▸ Task brief
Copy all of the material exactly. Pictures are not to appear in the copy.

■ ■ ■

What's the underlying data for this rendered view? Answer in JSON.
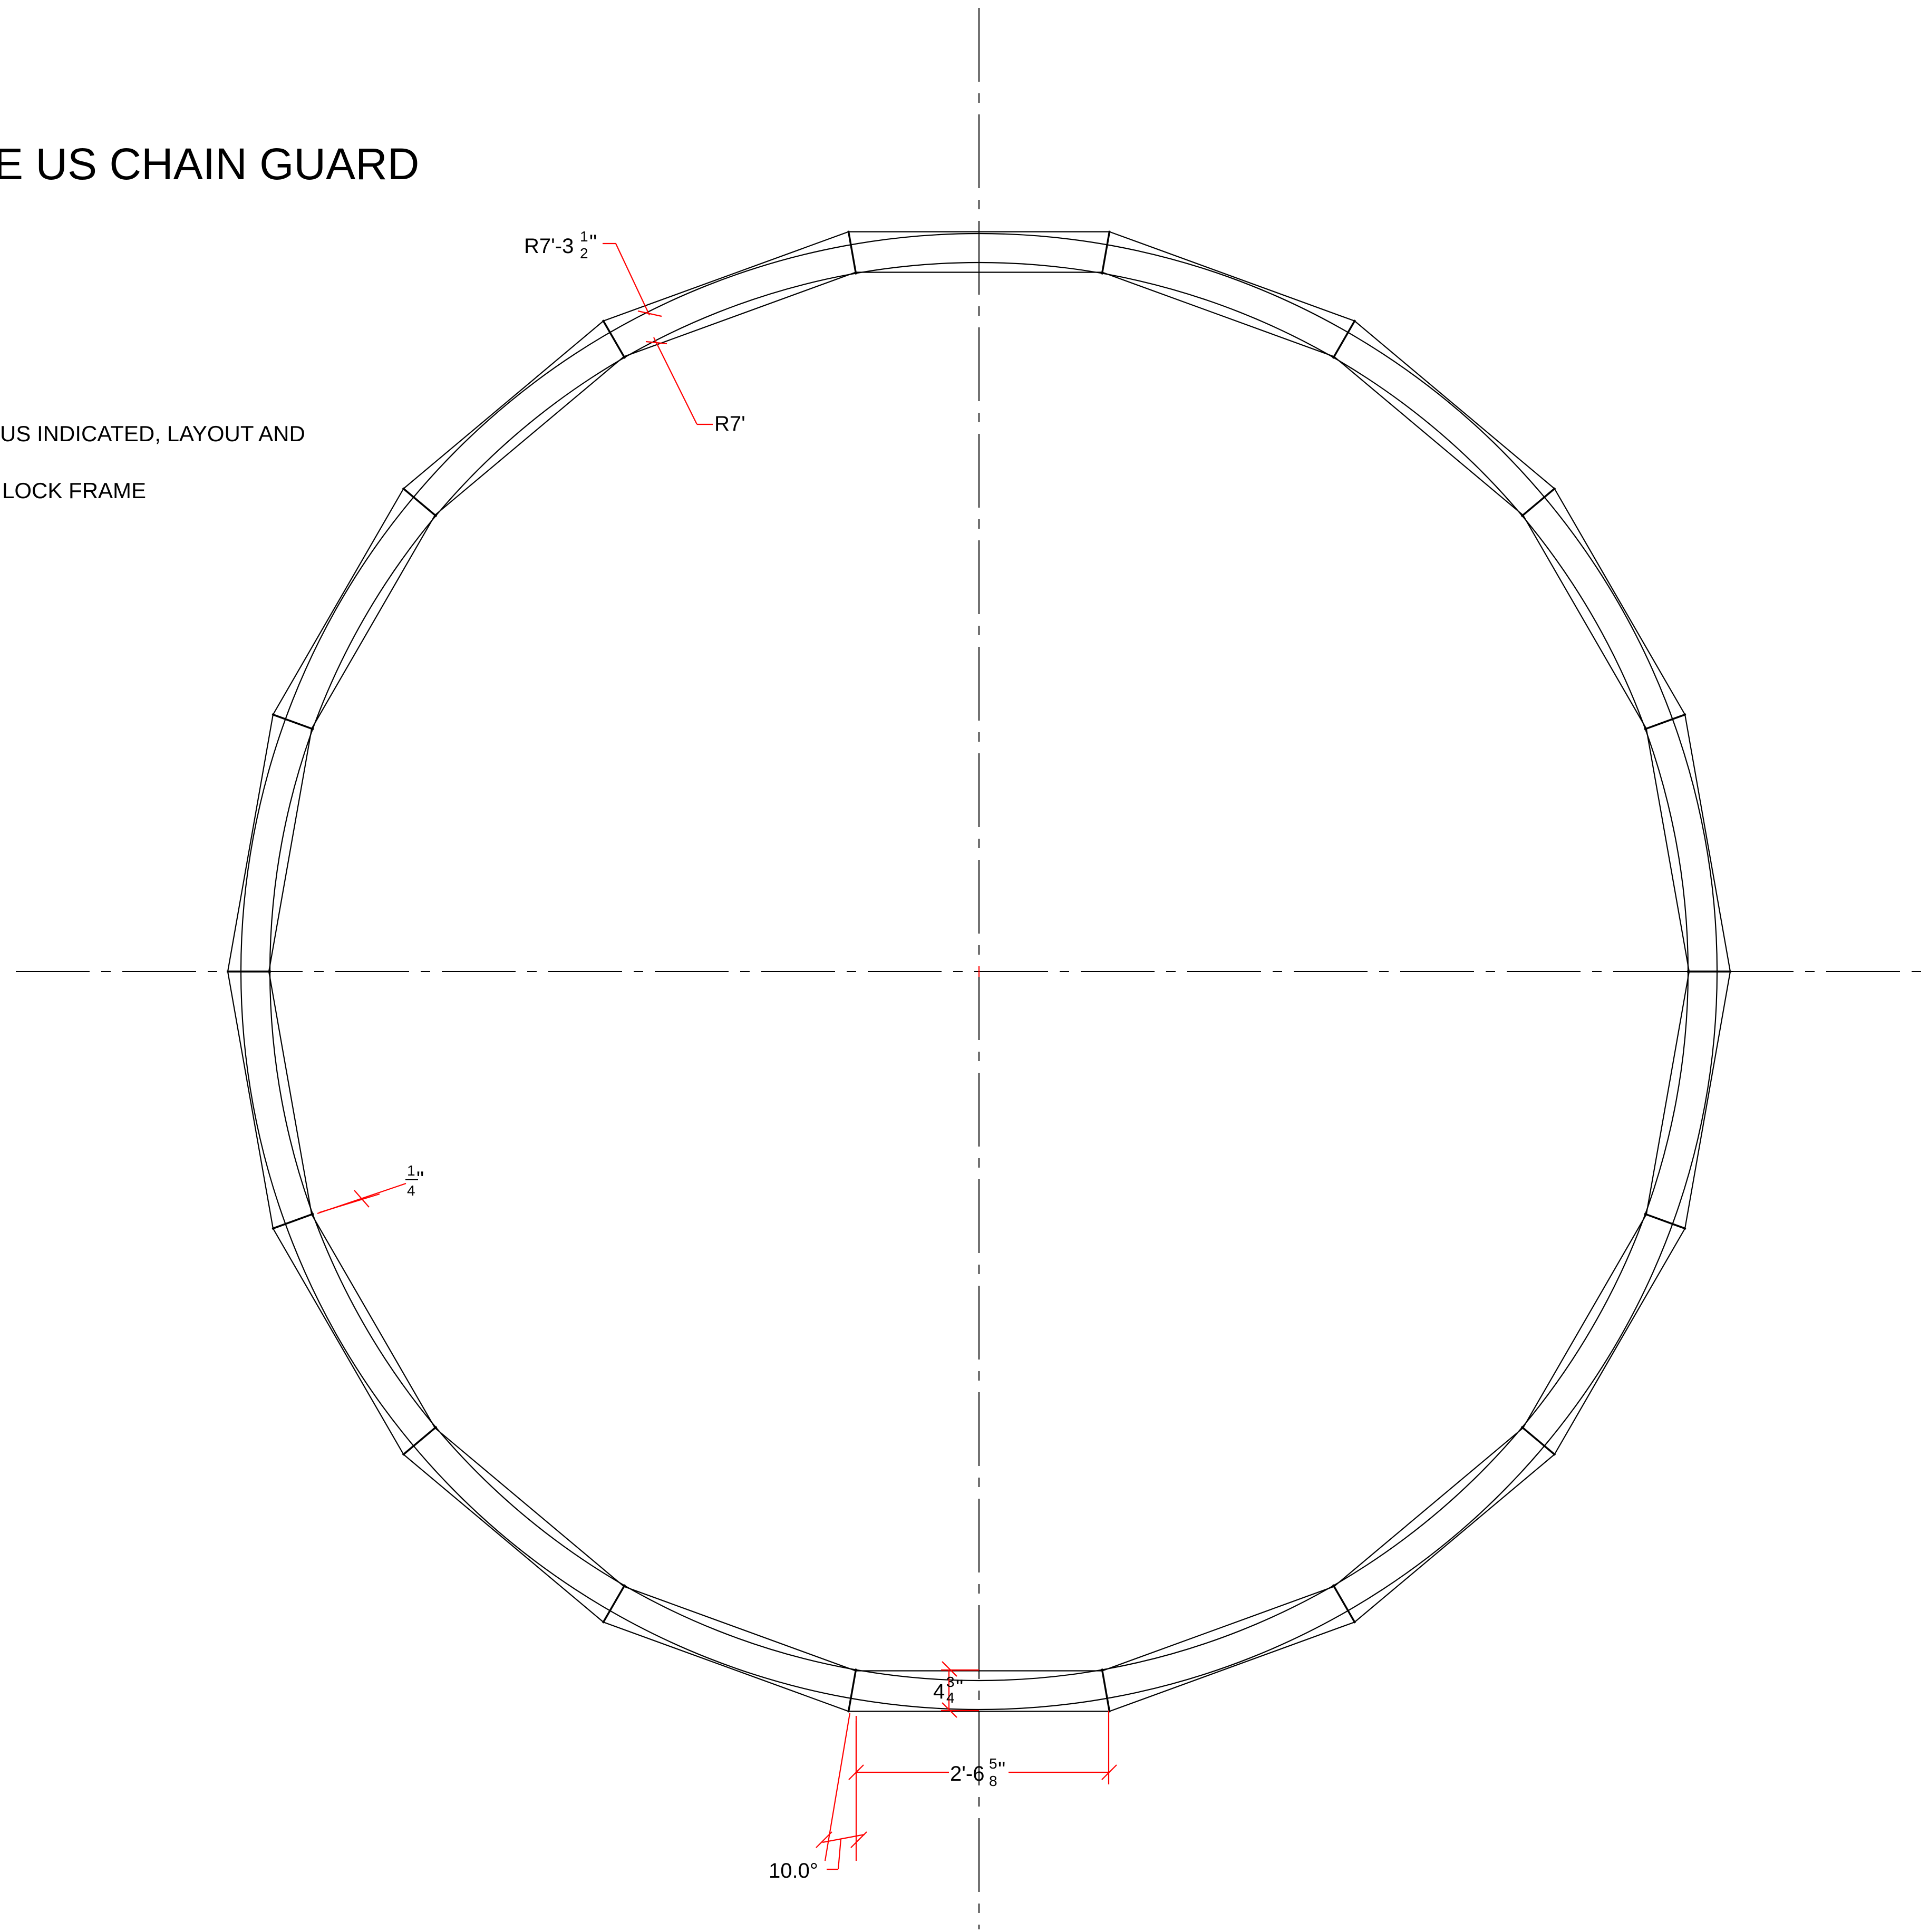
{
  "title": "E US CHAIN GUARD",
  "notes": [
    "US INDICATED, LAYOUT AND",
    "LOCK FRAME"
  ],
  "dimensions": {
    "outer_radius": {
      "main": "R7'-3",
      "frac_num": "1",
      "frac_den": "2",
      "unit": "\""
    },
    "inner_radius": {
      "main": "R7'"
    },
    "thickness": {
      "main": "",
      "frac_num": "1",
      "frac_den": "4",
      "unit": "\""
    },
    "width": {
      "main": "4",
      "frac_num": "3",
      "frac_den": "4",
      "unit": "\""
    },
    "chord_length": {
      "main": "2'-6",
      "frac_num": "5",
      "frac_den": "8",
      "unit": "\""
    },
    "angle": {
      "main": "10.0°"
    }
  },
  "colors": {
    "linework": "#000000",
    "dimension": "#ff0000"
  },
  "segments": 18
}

■ ■ ■

▸ Result for this task
What's the underlying data for this rendered view? Answer in JSON.
{
  "title": "E US CHAIN GUARD",
  "notes": [
    "US INDICATED, LAYOUT AND",
    "LOCK FRAME"
  ],
  "dimensions": {
    "outer_radius": {
      "main": "R7'-3",
      "frac_num": "1",
      "frac_den": "2",
      "unit": "\""
    },
    "inner_radius": {
      "main": "R7'"
    },
    "thickness": {
      "main": "",
      "frac_num": "1",
      "frac_den": "4",
      "unit": "\""
    },
    "width": {
      "main": "4",
      "frac_num": "3",
      "frac_den": "4",
      "unit": "\""
    },
    "chord_length": {
      "main": "2'-6",
      "frac_num": "5",
      "frac_den": "8",
      "unit": "\""
    },
    "angle": {
      "main": "10.0°"
    }
  },
  "colors": {
    "linework": "#000000",
    "dimension": "#ff0000"
  },
  "segments": 18
}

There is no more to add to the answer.